Short problem:
Say only how many lines contain the word "emergency".

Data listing
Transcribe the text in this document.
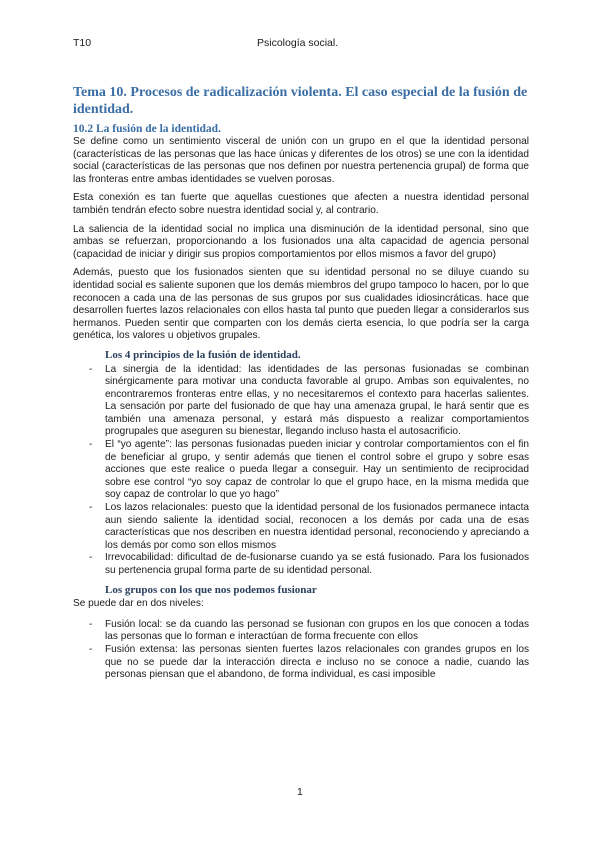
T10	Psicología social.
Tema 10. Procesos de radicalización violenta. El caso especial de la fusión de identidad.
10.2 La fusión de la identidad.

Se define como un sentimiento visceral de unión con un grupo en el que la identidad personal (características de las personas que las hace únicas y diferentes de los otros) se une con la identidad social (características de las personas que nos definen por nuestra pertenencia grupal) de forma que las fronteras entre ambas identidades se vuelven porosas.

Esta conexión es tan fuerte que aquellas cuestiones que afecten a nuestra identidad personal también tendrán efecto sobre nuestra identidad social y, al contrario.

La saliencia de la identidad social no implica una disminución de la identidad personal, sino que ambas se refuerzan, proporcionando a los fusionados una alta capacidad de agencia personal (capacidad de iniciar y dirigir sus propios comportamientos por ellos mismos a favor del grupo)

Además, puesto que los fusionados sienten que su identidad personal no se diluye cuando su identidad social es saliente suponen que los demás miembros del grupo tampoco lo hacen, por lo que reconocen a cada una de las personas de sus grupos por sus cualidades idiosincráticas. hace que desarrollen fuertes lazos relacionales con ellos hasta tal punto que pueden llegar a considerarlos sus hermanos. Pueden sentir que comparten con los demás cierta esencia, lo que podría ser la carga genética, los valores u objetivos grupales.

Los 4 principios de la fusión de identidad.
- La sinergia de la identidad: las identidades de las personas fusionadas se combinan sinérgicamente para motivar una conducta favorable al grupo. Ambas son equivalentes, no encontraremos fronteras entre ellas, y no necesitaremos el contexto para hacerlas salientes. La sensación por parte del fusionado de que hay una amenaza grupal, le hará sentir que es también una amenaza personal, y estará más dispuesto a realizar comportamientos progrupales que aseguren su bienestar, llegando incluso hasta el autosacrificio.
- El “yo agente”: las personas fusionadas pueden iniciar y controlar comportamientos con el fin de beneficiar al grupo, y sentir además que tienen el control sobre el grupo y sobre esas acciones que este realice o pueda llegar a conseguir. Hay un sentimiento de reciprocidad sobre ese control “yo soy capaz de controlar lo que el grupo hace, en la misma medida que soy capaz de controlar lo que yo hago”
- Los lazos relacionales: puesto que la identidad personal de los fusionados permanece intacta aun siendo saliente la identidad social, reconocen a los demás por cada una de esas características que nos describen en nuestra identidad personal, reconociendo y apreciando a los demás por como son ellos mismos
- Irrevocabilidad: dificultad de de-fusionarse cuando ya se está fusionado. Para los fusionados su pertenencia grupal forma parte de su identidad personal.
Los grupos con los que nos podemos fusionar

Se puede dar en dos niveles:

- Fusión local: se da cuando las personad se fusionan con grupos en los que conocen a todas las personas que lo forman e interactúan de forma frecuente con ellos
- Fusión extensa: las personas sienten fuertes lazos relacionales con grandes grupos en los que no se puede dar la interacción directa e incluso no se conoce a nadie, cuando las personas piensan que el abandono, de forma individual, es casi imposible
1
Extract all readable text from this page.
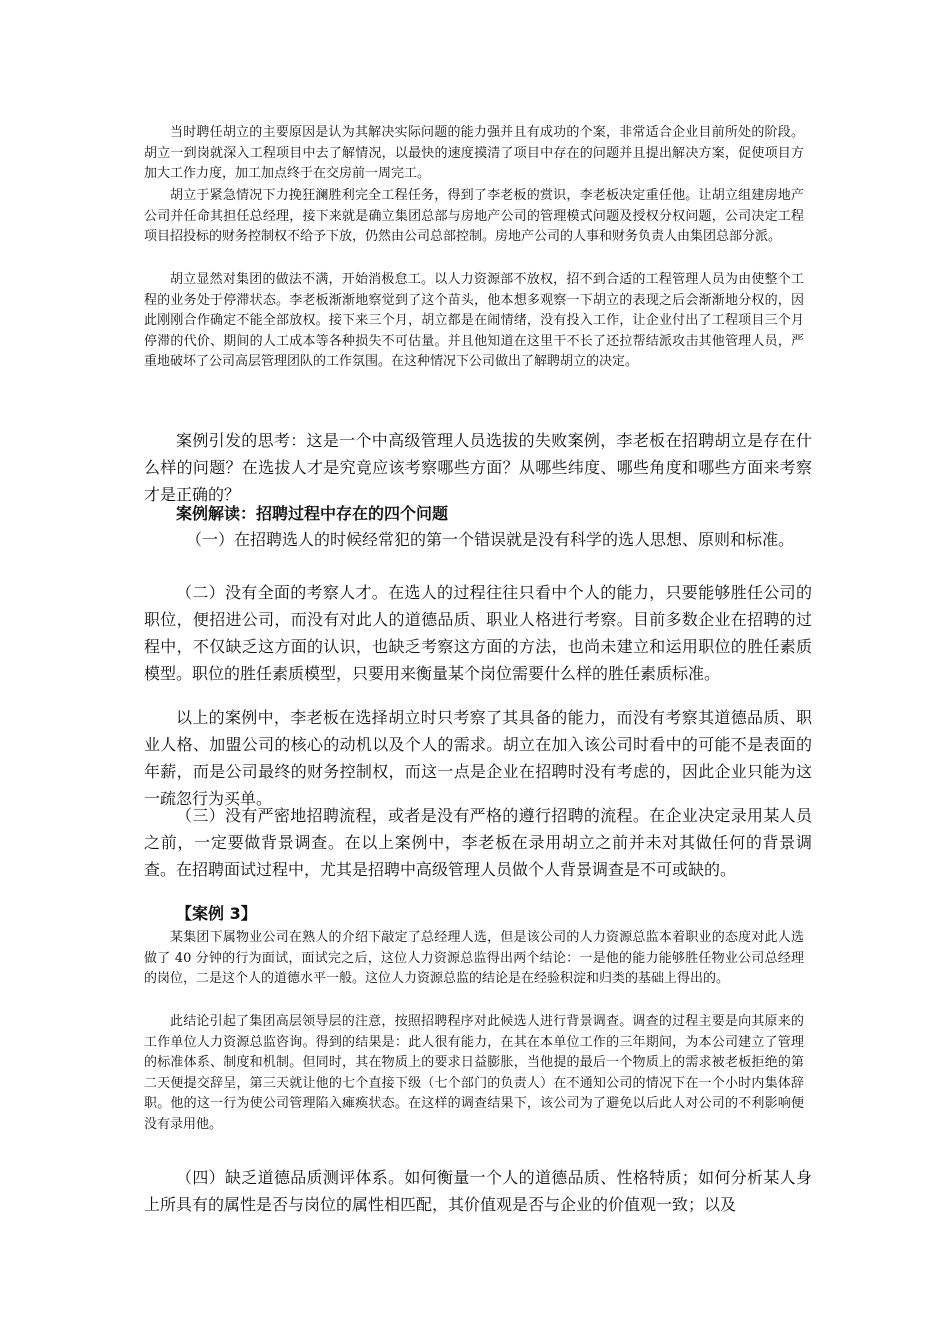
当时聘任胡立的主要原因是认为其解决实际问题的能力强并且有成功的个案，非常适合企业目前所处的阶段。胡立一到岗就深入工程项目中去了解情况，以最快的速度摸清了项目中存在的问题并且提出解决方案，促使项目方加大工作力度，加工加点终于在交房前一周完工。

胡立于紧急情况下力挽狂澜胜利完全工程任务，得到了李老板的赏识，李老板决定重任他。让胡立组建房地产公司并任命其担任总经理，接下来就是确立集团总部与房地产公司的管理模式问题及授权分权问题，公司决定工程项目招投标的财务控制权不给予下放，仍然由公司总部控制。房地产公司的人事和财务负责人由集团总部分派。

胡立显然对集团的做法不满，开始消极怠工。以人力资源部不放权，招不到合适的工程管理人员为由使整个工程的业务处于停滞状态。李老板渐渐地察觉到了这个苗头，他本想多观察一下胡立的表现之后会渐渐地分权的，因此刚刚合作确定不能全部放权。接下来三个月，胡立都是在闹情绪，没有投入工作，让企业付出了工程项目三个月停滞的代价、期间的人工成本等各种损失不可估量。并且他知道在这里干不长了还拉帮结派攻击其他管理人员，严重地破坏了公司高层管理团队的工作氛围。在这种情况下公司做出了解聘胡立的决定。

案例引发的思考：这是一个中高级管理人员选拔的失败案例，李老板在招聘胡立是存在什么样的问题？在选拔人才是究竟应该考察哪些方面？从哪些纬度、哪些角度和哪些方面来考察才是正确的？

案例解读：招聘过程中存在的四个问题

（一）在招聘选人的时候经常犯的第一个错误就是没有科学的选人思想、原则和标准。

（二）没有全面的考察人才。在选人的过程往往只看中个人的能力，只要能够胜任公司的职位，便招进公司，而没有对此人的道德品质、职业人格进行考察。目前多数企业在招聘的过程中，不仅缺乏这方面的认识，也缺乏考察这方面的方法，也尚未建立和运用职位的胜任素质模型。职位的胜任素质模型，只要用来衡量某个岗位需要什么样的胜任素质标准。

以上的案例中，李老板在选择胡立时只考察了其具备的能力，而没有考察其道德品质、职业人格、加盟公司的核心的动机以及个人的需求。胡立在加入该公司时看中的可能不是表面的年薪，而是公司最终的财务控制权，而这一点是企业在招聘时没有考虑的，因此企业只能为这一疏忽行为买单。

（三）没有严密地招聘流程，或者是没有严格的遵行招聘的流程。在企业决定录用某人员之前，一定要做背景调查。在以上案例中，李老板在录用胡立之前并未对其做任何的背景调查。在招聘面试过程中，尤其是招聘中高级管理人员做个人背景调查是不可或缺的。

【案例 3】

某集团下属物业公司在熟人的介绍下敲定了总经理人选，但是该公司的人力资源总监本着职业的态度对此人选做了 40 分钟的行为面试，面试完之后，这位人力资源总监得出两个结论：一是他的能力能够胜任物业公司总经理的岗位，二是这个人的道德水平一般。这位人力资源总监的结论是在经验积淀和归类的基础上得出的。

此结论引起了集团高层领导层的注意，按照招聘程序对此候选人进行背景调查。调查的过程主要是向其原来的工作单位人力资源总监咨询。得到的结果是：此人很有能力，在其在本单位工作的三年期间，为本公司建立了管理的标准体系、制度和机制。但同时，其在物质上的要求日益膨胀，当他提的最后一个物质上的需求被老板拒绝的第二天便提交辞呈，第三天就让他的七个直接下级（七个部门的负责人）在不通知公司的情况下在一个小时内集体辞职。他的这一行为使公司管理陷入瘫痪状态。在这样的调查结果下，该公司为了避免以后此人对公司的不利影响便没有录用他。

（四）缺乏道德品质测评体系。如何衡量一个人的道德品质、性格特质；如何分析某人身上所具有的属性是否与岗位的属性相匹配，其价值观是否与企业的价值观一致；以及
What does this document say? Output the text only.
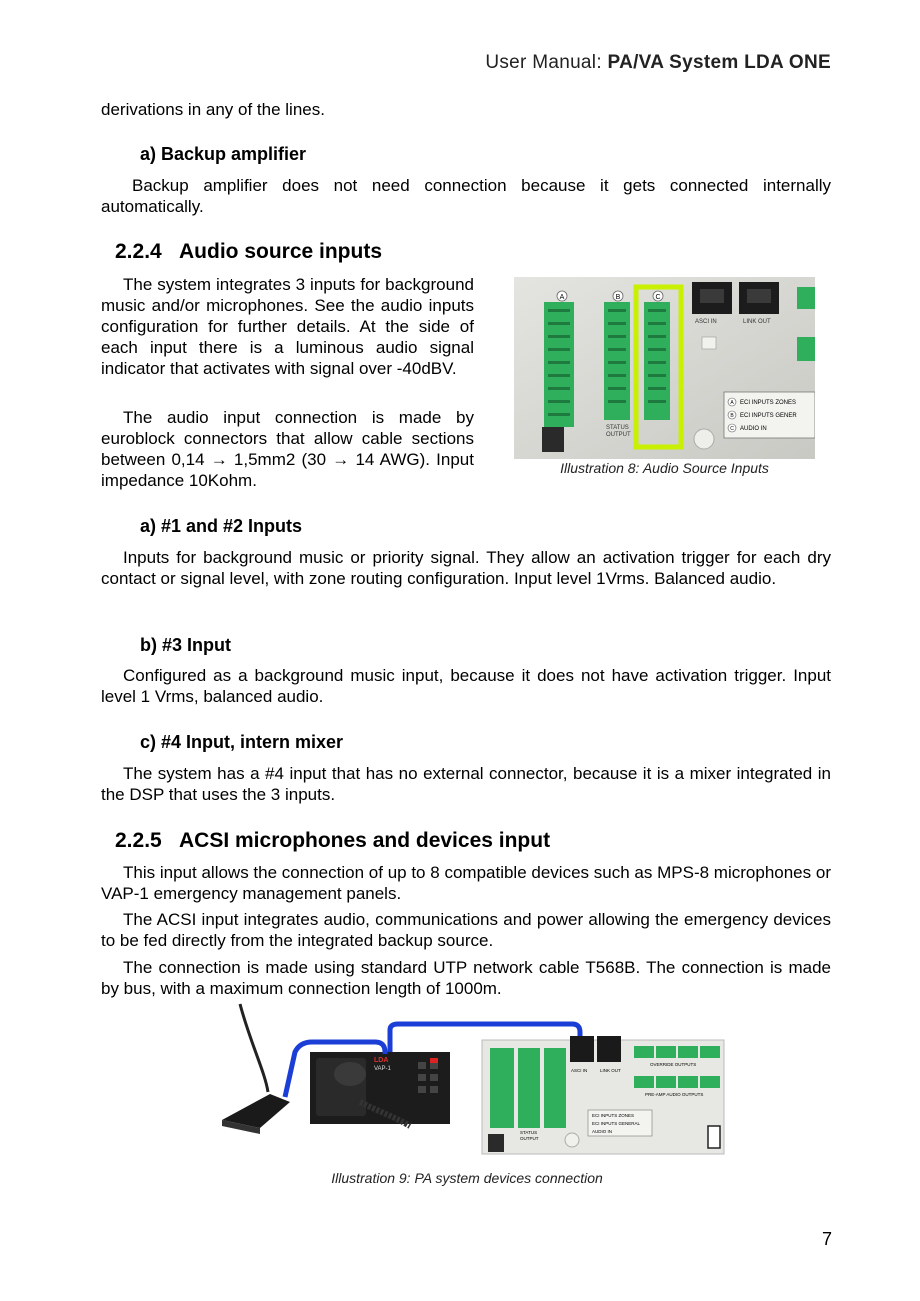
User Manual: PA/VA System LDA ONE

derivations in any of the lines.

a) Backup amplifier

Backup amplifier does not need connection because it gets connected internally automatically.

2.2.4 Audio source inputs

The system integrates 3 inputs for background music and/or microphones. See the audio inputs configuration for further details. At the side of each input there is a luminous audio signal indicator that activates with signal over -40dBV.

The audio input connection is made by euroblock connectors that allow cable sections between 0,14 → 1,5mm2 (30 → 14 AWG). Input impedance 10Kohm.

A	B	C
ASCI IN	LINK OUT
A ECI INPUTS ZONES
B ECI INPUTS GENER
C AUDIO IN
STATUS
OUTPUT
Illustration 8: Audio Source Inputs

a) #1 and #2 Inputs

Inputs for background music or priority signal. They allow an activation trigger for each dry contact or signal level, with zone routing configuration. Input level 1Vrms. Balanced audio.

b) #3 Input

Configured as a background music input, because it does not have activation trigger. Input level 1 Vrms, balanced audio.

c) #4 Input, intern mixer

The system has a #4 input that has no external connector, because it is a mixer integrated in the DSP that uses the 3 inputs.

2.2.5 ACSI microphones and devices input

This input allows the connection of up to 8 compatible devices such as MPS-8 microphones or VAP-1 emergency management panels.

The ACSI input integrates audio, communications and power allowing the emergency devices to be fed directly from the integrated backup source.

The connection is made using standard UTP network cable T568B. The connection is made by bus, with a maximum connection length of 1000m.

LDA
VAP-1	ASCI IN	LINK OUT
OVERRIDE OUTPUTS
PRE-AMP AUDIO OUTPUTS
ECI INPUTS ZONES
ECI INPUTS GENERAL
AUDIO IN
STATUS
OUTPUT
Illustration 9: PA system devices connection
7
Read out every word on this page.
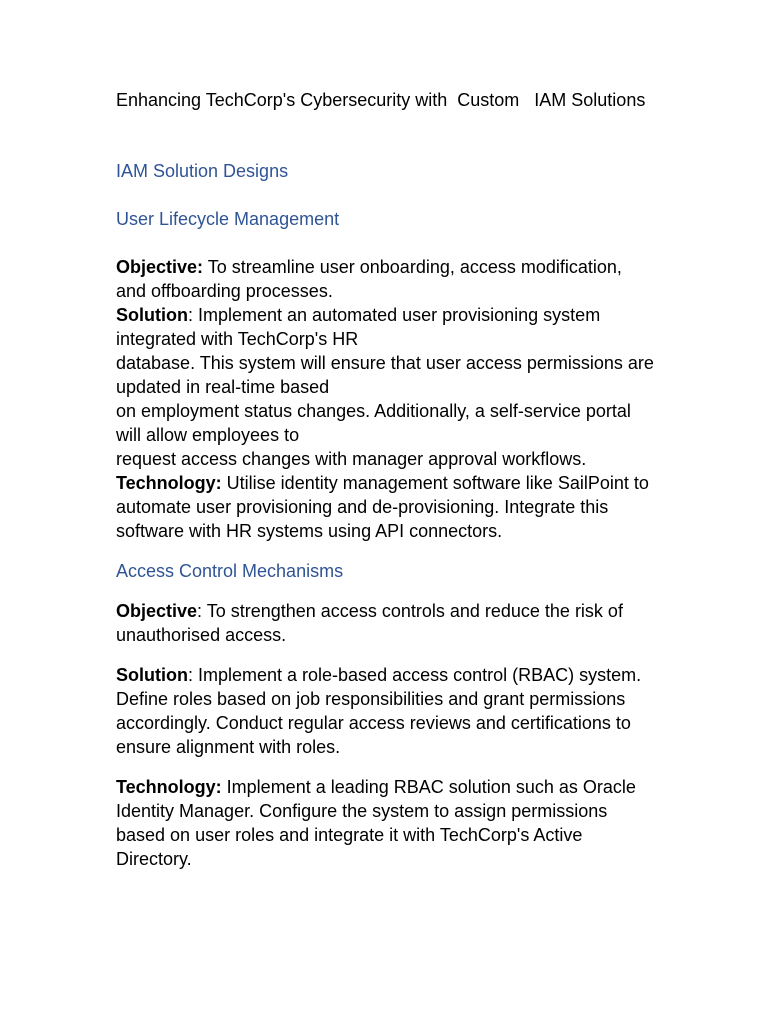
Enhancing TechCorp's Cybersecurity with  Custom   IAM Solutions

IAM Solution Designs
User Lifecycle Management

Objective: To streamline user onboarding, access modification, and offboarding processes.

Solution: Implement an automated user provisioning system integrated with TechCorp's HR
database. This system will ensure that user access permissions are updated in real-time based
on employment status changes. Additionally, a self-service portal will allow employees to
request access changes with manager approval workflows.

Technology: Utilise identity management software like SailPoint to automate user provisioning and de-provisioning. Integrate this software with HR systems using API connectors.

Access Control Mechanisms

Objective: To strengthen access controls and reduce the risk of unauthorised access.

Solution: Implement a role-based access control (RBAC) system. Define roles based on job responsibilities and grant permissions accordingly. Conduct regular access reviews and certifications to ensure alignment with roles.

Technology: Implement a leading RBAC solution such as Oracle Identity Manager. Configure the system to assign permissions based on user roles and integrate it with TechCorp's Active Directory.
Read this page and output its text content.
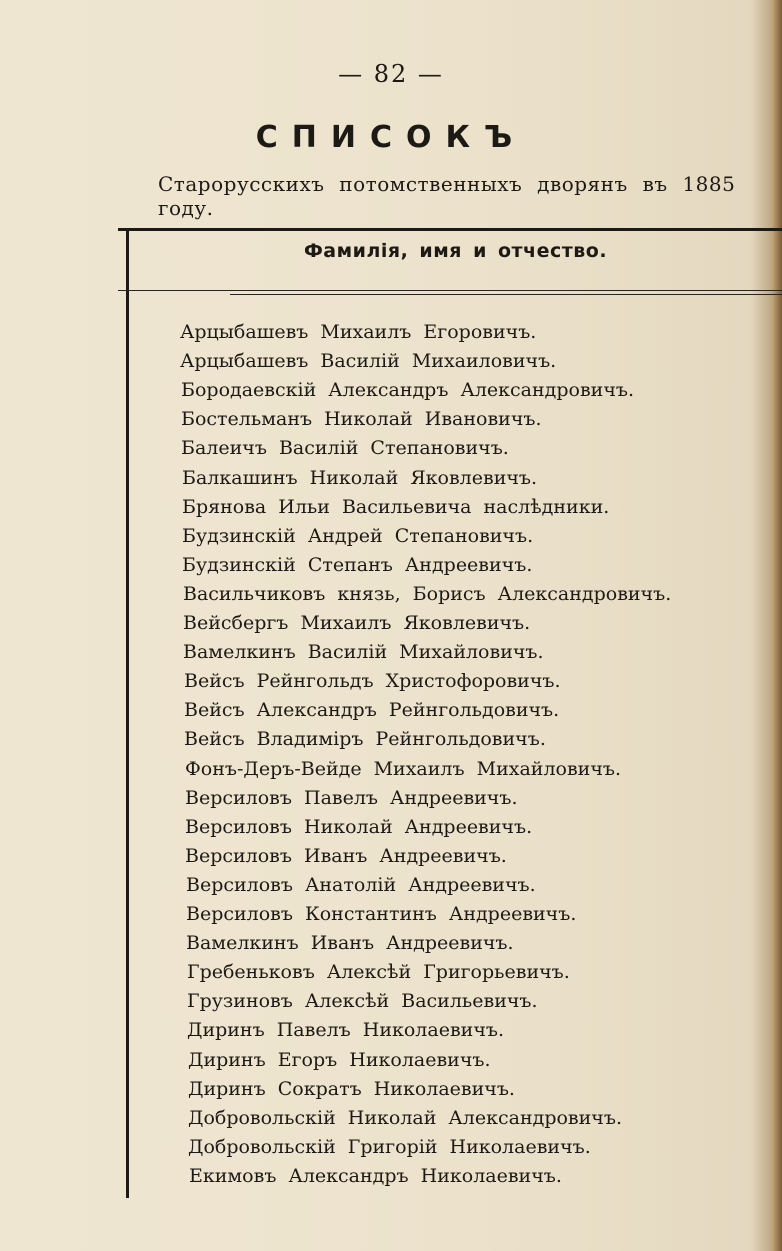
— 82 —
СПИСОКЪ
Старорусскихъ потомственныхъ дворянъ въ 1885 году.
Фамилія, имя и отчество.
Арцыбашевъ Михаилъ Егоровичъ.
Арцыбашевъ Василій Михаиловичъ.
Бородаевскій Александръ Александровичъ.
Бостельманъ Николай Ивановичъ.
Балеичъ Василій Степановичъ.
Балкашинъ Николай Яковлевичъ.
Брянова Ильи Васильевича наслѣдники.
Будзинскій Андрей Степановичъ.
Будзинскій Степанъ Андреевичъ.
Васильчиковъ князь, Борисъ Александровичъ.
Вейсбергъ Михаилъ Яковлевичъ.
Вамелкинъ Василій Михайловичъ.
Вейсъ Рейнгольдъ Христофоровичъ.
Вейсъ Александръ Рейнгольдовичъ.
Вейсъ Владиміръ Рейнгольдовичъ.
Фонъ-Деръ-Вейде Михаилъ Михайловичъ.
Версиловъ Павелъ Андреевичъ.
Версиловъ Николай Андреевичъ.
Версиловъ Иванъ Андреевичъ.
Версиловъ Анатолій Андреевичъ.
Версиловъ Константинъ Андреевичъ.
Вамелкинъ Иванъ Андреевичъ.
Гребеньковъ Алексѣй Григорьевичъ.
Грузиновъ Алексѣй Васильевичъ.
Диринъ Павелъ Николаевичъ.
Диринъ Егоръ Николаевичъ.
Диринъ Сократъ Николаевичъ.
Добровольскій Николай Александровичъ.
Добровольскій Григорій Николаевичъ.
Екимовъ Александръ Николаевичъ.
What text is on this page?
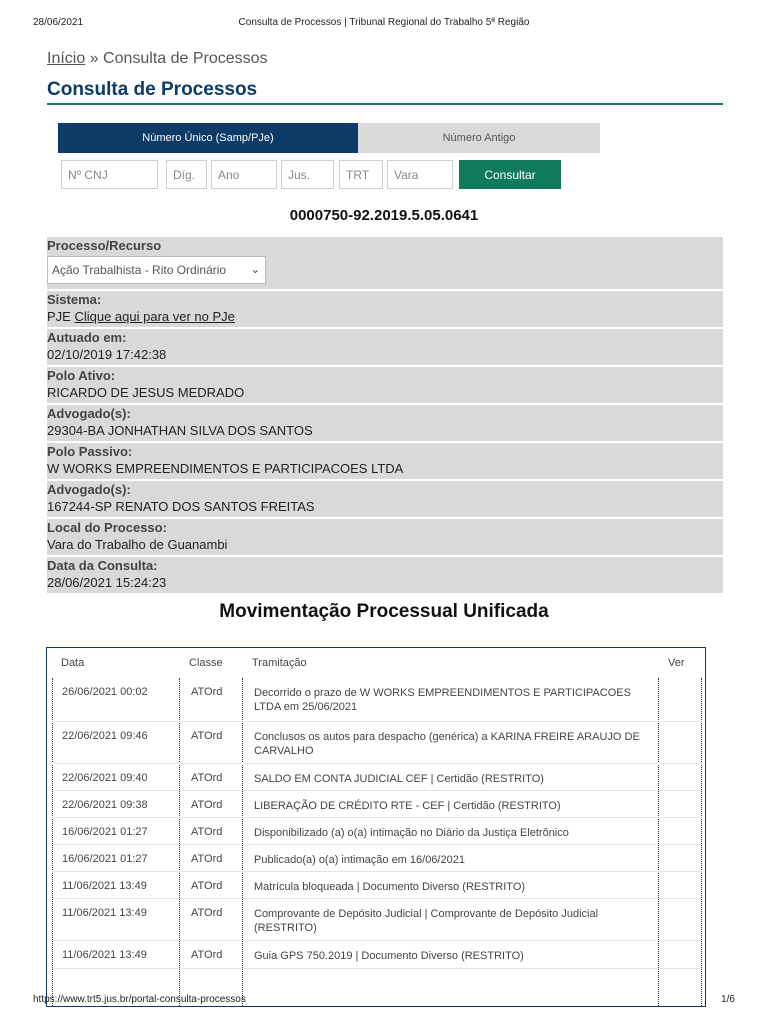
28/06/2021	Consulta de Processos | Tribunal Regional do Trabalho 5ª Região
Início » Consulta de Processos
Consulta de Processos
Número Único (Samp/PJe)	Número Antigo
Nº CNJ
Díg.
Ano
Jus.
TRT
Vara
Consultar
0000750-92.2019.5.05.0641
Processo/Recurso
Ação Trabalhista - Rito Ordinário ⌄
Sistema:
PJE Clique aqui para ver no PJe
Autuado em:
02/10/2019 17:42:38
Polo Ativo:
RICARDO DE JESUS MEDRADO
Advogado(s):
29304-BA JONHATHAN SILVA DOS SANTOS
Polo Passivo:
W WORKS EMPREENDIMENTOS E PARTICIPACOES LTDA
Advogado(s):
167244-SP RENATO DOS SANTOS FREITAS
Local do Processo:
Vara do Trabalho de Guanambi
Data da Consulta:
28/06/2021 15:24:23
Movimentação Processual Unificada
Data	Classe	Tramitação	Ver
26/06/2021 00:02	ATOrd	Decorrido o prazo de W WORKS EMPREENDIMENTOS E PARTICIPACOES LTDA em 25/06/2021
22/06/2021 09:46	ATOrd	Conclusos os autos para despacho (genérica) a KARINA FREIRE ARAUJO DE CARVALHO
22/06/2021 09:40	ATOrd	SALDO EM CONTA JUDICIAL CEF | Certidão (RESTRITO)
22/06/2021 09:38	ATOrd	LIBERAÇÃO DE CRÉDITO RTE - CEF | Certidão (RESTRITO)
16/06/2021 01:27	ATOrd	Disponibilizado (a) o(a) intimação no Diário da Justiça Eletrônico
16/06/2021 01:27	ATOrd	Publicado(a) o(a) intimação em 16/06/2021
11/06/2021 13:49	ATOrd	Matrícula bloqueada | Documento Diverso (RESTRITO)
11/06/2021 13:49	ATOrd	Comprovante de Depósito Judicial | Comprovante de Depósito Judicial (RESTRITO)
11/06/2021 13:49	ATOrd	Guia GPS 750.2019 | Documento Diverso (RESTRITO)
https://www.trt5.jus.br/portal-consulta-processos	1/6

Task result:
2